About this exercise: Before repeating the entries below, strip out every picture and keep all else as it is.

━━━━━ Supplied material ━━━━━

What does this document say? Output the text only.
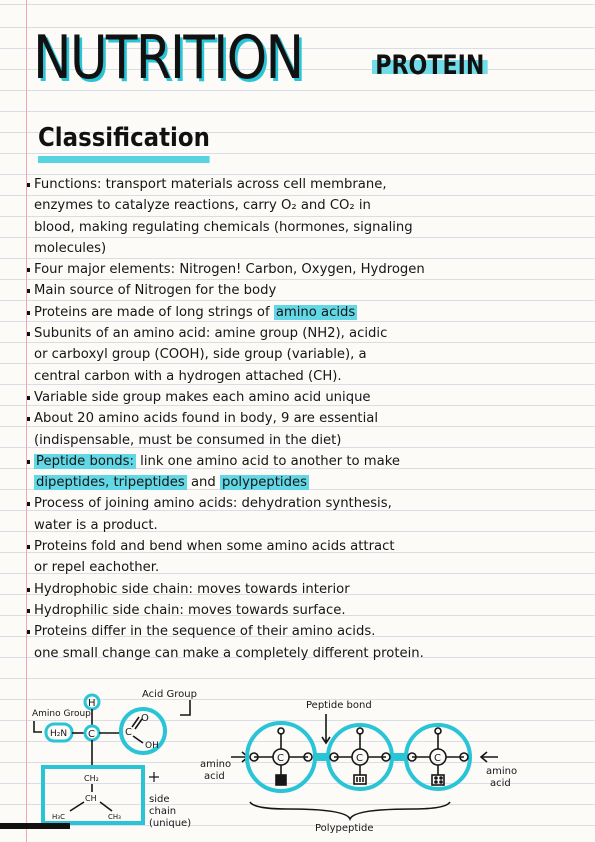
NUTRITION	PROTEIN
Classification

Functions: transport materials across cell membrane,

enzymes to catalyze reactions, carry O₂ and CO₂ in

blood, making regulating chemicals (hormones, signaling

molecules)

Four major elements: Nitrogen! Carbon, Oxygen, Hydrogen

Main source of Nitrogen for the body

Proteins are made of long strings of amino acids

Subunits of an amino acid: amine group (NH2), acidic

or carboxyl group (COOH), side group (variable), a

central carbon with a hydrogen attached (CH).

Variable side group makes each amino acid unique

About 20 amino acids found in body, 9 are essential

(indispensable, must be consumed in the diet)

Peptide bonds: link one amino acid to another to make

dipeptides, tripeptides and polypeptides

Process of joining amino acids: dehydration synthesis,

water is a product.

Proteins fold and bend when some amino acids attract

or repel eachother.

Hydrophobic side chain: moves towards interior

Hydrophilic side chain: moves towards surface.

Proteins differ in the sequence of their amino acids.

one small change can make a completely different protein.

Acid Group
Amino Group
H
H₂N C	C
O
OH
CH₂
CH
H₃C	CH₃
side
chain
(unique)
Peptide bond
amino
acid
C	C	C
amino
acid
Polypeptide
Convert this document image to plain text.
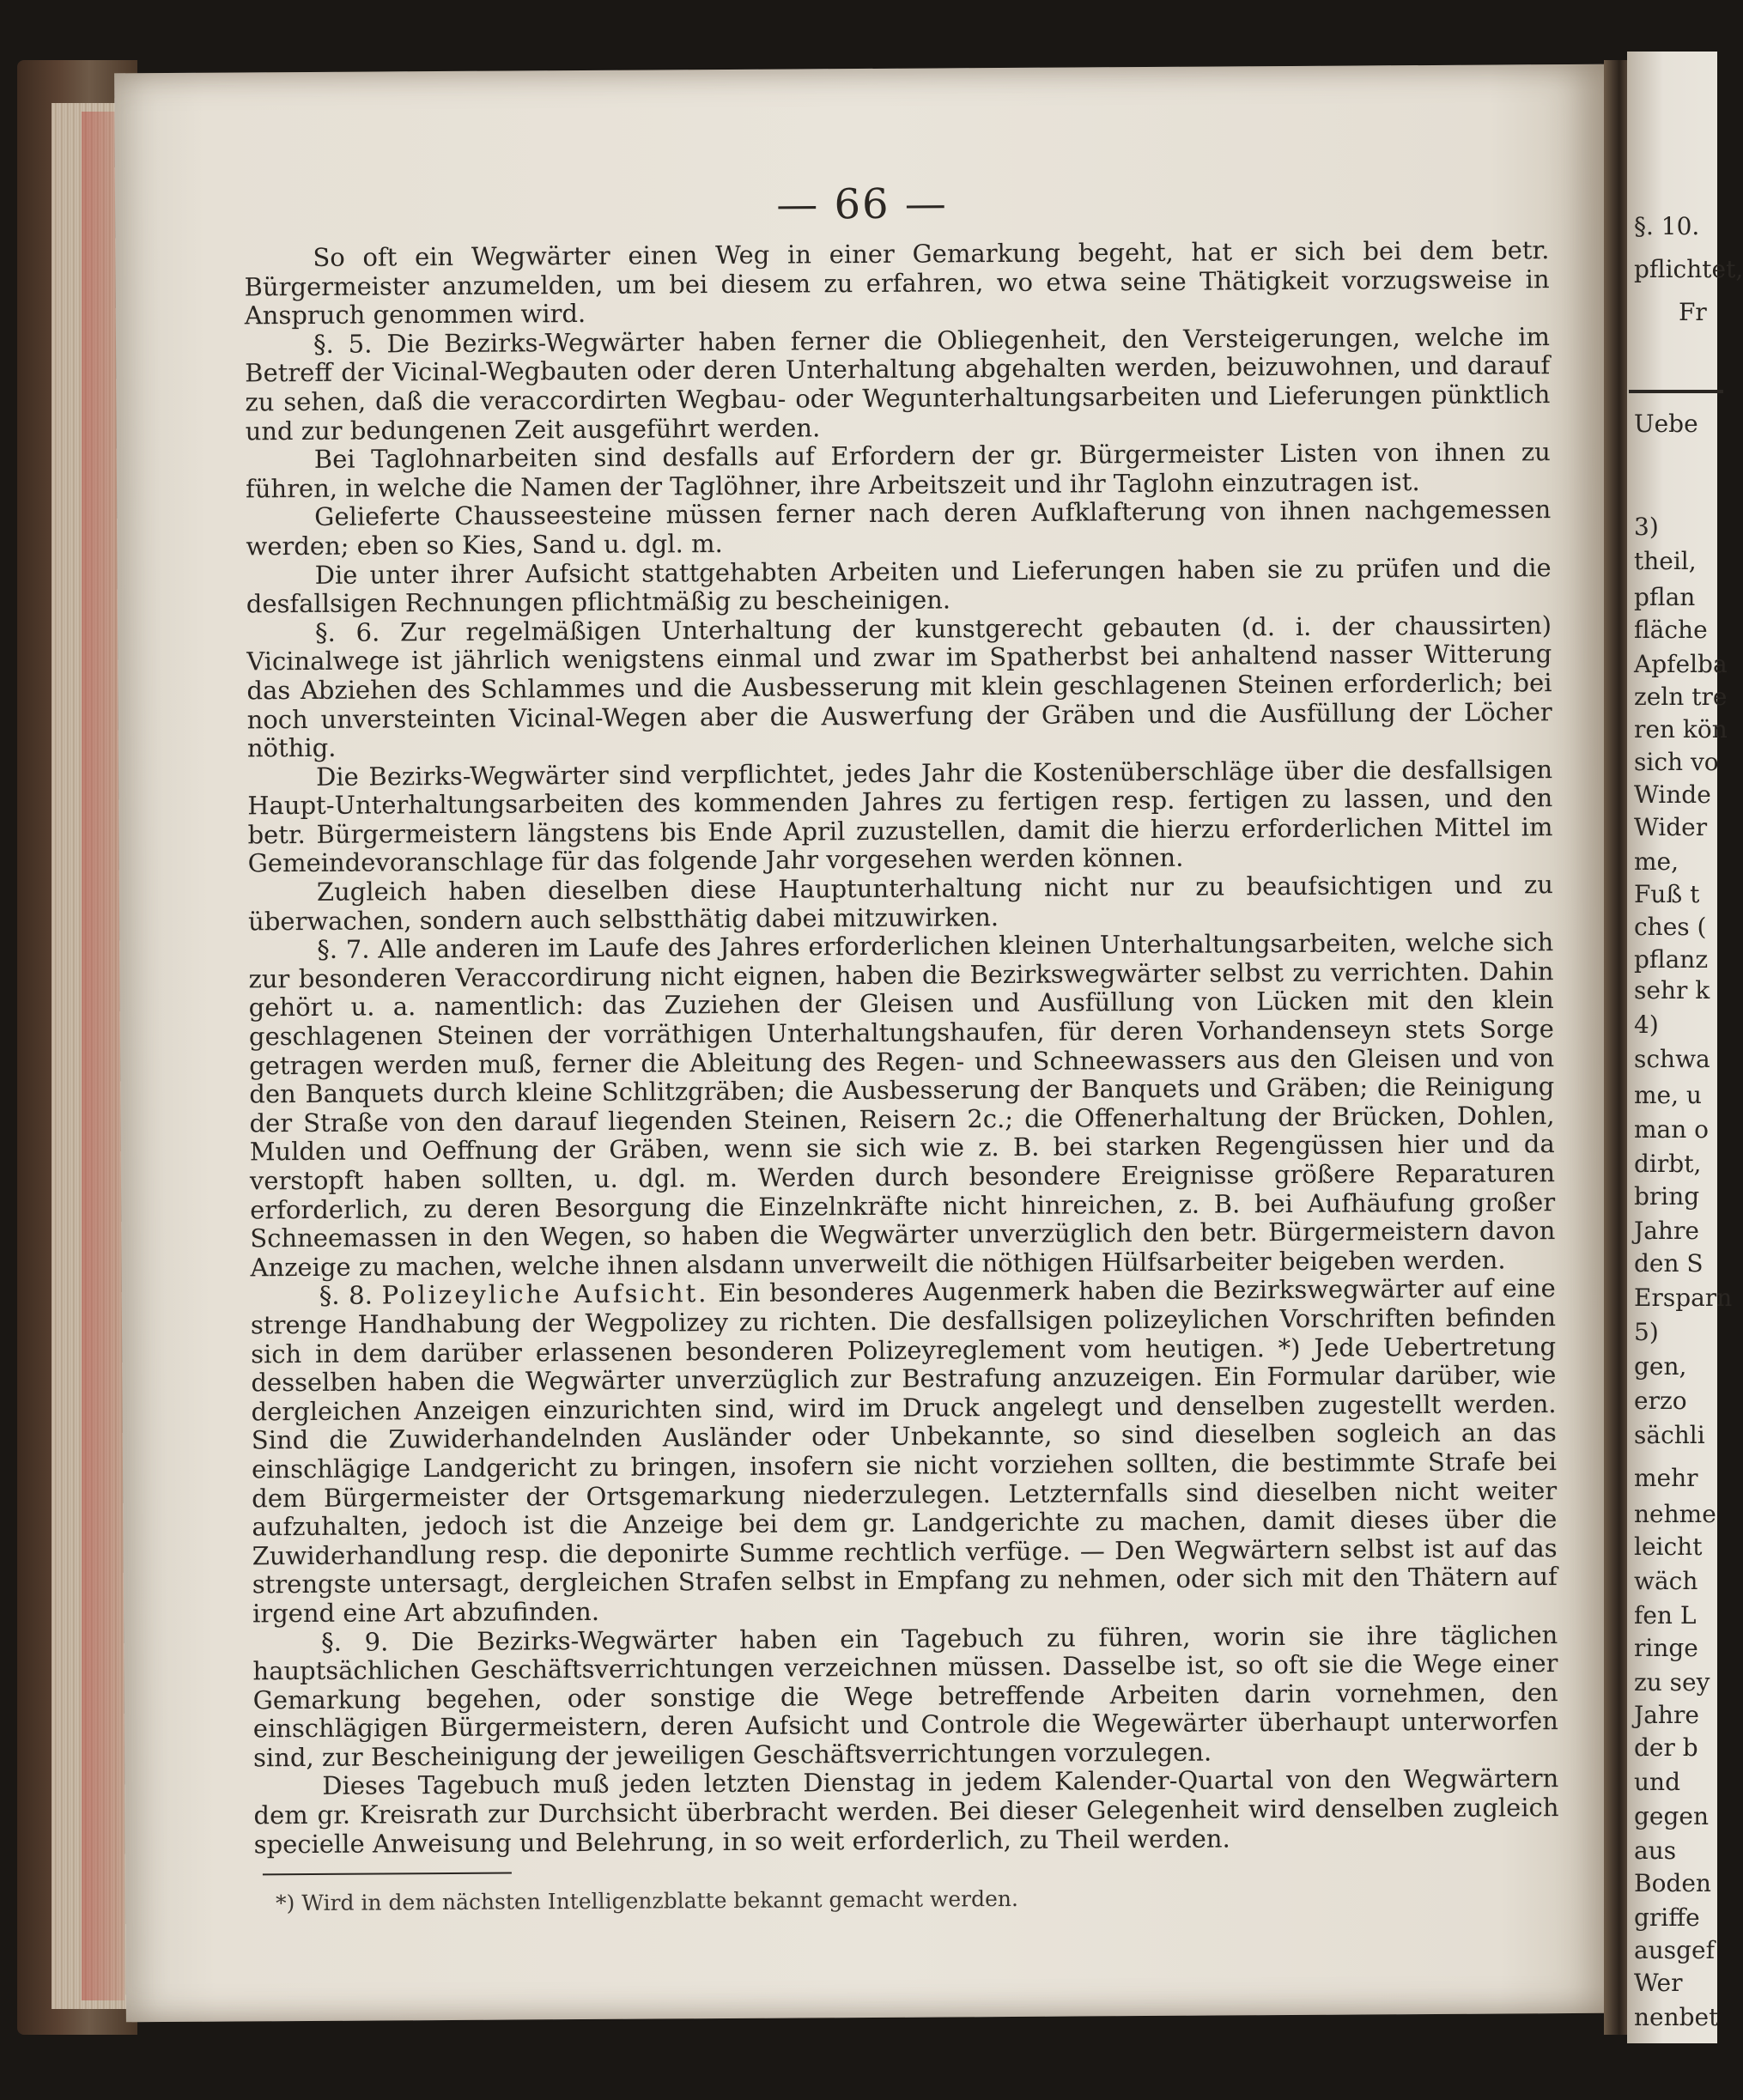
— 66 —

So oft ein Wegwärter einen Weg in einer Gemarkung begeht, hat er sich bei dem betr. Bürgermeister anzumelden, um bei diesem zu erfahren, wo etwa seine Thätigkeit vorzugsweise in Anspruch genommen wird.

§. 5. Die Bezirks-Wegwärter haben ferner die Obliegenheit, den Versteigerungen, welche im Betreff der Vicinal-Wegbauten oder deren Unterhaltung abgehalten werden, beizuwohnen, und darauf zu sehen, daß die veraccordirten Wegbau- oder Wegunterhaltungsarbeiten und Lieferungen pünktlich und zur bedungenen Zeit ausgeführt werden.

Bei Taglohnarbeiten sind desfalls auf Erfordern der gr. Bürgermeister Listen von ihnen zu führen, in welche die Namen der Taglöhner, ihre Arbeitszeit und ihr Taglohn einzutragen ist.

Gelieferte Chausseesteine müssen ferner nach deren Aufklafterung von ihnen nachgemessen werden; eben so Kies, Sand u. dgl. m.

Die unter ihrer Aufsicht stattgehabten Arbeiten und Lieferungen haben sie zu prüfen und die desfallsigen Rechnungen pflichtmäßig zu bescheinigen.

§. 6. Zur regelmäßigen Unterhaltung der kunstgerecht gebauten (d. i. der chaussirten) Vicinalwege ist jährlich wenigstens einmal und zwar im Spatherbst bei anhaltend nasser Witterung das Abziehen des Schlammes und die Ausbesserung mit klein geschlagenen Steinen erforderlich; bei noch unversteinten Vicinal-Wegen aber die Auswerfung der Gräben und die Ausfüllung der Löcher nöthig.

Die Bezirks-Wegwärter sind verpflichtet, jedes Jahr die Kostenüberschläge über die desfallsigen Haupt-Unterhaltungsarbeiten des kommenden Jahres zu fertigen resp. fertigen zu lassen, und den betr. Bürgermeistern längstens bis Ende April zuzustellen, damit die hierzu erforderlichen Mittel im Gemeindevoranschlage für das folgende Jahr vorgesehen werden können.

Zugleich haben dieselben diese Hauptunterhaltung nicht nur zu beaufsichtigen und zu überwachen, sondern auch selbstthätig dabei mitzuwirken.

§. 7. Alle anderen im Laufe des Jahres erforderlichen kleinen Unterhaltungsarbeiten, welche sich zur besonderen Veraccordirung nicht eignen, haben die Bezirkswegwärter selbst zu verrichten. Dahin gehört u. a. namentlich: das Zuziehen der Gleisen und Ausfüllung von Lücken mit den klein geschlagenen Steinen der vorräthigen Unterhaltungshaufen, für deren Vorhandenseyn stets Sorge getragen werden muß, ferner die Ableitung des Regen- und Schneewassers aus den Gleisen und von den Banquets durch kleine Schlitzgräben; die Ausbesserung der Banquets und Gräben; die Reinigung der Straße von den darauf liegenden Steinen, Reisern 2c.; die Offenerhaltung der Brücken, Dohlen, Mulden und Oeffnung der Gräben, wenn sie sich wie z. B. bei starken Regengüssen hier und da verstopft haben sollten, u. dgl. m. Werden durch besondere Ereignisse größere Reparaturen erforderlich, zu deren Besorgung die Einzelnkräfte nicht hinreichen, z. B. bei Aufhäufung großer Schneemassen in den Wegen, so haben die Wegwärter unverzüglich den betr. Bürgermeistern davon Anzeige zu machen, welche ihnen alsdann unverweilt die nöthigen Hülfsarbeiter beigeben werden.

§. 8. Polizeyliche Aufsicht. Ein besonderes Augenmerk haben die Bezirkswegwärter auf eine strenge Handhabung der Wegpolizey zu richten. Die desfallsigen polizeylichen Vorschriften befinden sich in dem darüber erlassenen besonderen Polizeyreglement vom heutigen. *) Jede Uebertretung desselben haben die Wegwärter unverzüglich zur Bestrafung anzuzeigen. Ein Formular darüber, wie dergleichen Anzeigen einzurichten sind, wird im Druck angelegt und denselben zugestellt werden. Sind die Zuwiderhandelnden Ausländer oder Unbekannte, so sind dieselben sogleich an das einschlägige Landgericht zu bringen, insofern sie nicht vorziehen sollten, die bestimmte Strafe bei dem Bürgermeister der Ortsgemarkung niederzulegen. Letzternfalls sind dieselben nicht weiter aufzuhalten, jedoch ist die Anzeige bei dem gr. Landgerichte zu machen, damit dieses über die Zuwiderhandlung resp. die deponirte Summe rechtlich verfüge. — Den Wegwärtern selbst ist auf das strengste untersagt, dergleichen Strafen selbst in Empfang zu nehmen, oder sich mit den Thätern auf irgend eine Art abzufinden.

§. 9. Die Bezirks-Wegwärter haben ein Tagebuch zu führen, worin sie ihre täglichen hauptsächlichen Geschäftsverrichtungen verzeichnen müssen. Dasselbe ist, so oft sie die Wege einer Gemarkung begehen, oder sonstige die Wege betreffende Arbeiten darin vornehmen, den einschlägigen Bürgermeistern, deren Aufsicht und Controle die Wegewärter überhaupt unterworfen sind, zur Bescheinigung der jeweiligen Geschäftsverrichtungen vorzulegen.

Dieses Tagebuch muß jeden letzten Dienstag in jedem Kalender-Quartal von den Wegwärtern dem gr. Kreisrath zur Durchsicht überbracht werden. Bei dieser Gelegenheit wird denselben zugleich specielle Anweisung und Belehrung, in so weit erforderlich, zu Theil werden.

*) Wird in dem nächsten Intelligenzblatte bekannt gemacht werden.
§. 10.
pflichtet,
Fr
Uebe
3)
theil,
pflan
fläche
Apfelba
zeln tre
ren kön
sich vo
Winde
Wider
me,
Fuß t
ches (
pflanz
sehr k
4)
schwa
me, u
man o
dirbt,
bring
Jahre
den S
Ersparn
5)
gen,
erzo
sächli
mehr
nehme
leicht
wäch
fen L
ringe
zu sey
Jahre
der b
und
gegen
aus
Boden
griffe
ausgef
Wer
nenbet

━━━━━

Finished task:
What does this document say? Output the text only.
NUTRITION	PROTEIN
Classification

Functions: transport materials across cell membrane,

enzymes to catalyze reactions, carry O₂ and CO₂ in

blood, making regulating chemicals (hormones, signaling

molecules)

Four major elements: Nitrogen! Carbon, Oxygen, Hydrogen

Main source of Nitrogen for the body

Proteins are made of long strings of amino acids

Subunits of an amino acid: amine group (NH2), acidic

or carboxyl group (COOH), side group (variable), a

central carbon with a hydrogen attached (CH).

Variable side group makes each amino acid unique

About 20 amino acids found in body, 9 are essential

(indispensable, must be consumed in the diet)

Peptide bonds: link one amino acid to another to make

dipeptides, tripeptides and polypeptides

Process of joining amino acids: dehydration synthesis,

water is a product.

Proteins fold and bend when some amino acids attract

or repel eachother.

Hydrophobic side chain: moves towards interior

Hydrophilic side chain: moves towards surface.

Proteins differ in the sequence of their amino acids.

one small change can make a completely different protein.

Acid Group
Amino Group
H
H₂N C	C
O
OH
CH₂
CH
H₃C	CH₃
side
chain
(unique)
Peptide bond
amino
acid
C	C	C
amino
acid
Polypeptide
Convert this document image to plain text.
— 66 —

So oft ein Wegwärter einen Weg in einer Gemarkung begeht, hat er sich bei dem betr. Bürgermeister anzumelden, um bei diesem zu erfahren, wo etwa seine Thätigkeit vorzugsweise in Anspruch genommen wird.

§. 5. Die Bezirks-Wegwärter haben ferner die Obliegenheit, den Versteigerungen, welche im Betreff der Vicinal-Wegbauten oder deren Unterhaltung abgehalten werden, beizuwohnen, und darauf zu sehen, daß die veraccordirten Wegbau- oder Wegunterhaltungsarbeiten und Lieferungen pünktlich und zur bedungenen Zeit ausgeführt werden.

Bei Taglohnarbeiten sind desfalls auf Erfordern der gr. Bürgermeister Listen von ihnen zu führen, in welche die Namen der Taglöhner, ihre Arbeitszeit und ihr Taglohn einzutragen ist.

Gelieferte Chausseesteine müssen ferner nach deren Aufklafterung von ihnen nachgemessen werden; eben so Kies, Sand u. dgl. m.

Die unter ihrer Aufsicht stattgehabten Arbeiten und Lieferungen haben sie zu prüfen und die desfallsigen Rechnungen pflichtmäßig zu bescheinigen.

§. 6. Zur regelmäßigen Unterhaltung der kunstgerecht gebauten (d. i. der chaussirten) Vicinalwege ist jährlich wenigstens einmal und zwar im Spatherbst bei anhaltend nasser Witterung das Abziehen des Schlammes und die Ausbesserung mit klein geschlagenen Steinen erforderlich; bei noch unversteinten Vicinal-Wegen aber die Auswerfung der Gräben und die Ausfüllung der Löcher nöthig.

Die Bezirks-Wegwärter sind verpflichtet, jedes Jahr die Kostenüberschläge über die desfallsigen Haupt-Unterhaltungsarbeiten des kommenden Jahres zu fertigen resp. fertigen zu lassen, und den betr. Bürgermeistern längstens bis Ende April zuzustellen, damit die hierzu erforderlichen Mittel im Gemeindevoranschlage für das folgende Jahr vorgesehen werden können.

Zugleich haben dieselben diese Hauptunterhaltung nicht nur zu beaufsichtigen und zu überwachen, sondern auch selbstthätig dabei mitzuwirken.

§. 7. Alle anderen im Laufe des Jahres erforderlichen kleinen Unterhaltungsarbeiten, welche sich zur besonderen Veraccordirung nicht eignen, haben die Bezirkswegwärter selbst zu verrichten. Dahin gehört u. a. namentlich: das Zuziehen der Gleisen und Ausfüllung von Lücken mit den klein geschlagenen Steinen der vorräthigen Unterhaltungshaufen, für deren Vorhandenseyn stets Sorge getragen werden muß, ferner die Ableitung des Regen- und Schneewassers aus den Gleisen und von den Banquets durch kleine Schlitzgräben; die Ausbesserung der Banquets und Gräben; die Reinigung der Straße von den darauf liegenden Steinen, Reisern 2c.; die Offenerhaltung der Brücken, Dohlen, Mulden und Oeffnung der Gräben, wenn sie sich wie z. B. bei starken Regengüssen hier und da verstopft haben sollten, u. dgl. m. Werden durch besondere Ereignisse größere Reparaturen erforderlich, zu deren Besorgung die Einzelnkräfte nicht hinreichen, z. B. bei Aufhäufung großer Schneemassen in den Wegen, so haben die Wegwärter unverzüglich den betr. Bürgermeistern davon Anzeige zu machen, welche ihnen alsdann unverweilt die nöthigen Hülfsarbeiter beigeben werden.

§. 8. Polizeyliche Aufsicht. Ein besonderes Augenmerk haben die Bezirkswegwärter auf eine strenge Handhabung der Wegpolizey zu richten. Die desfallsigen polizeylichen Vorschriften befinden sich in dem darüber erlassenen besonderen Polizeyreglement vom heutigen. *) Jede Uebertretung desselben haben die Wegwärter unverzüglich zur Bestrafung anzuzeigen. Ein Formular darüber, wie dergleichen Anzeigen einzurichten sind, wird im Druck angelegt und denselben zugestellt werden. Sind die Zuwiderhandelnden Ausländer oder Unbekannte, so sind dieselben sogleich an das einschlägige Landgericht zu bringen, insofern sie nicht vorziehen sollten, die bestimmte Strafe bei dem Bürgermeister der Ortsgemarkung niederzulegen. Letzternfalls sind dieselben nicht weiter aufzuhalten, jedoch ist die Anzeige bei dem gr. Landgerichte zu machen, damit dieses über die Zuwiderhandlung resp. die deponirte Summe rechtlich verfüge. — Den Wegwärtern selbst ist auf das strengste untersagt, dergleichen Strafen selbst in Empfang zu nehmen, oder sich mit den Thätern auf irgend eine Art abzufinden.

§. 9. Die Bezirks-Wegwärter haben ein Tagebuch zu führen, worin sie ihre täglichen hauptsächlichen Geschäftsverrichtungen verzeichnen müssen. Dasselbe ist, so oft sie die Wege einer Gemarkung begehen, oder sonstige die Wege betreffende Arbeiten darin vornehmen, den einschlägigen Bürgermeistern, deren Aufsicht und Controle die Wegewärter überhaupt unterworfen sind, zur Bescheinigung der jeweiligen Geschäftsverrichtungen vorzulegen.

Dieses Tagebuch muß jeden letzten Dienstag in jedem Kalender-Quartal von den Wegwärtern dem gr. Kreisrath zur Durchsicht überbracht werden. Bei dieser Gelegenheit wird denselben zugleich specielle Anweisung und Belehrung, in so weit erforderlich, zu Theil werden.

*) Wird in dem nächsten Intelligenzblatte bekannt gemacht werden.
§. 10.
pflichtet,
Fr
Uebe
3)
theil,
pflan
fläche
Apfelba
zeln tre
ren kön
sich vo
Winde
Wider
me,
Fuß t
ches (
pflanz
sehr k
4)
schwa
me, u
man o
dirbt,
bring
Jahre
den S
Ersparn
5)
gen,
erzo
sächli
mehr
nehme
leicht
wäch
fen L
ringe
zu sey
Jahre
der b
und
gegen
aus
Boden
griffe
ausgef
Wer
nenbet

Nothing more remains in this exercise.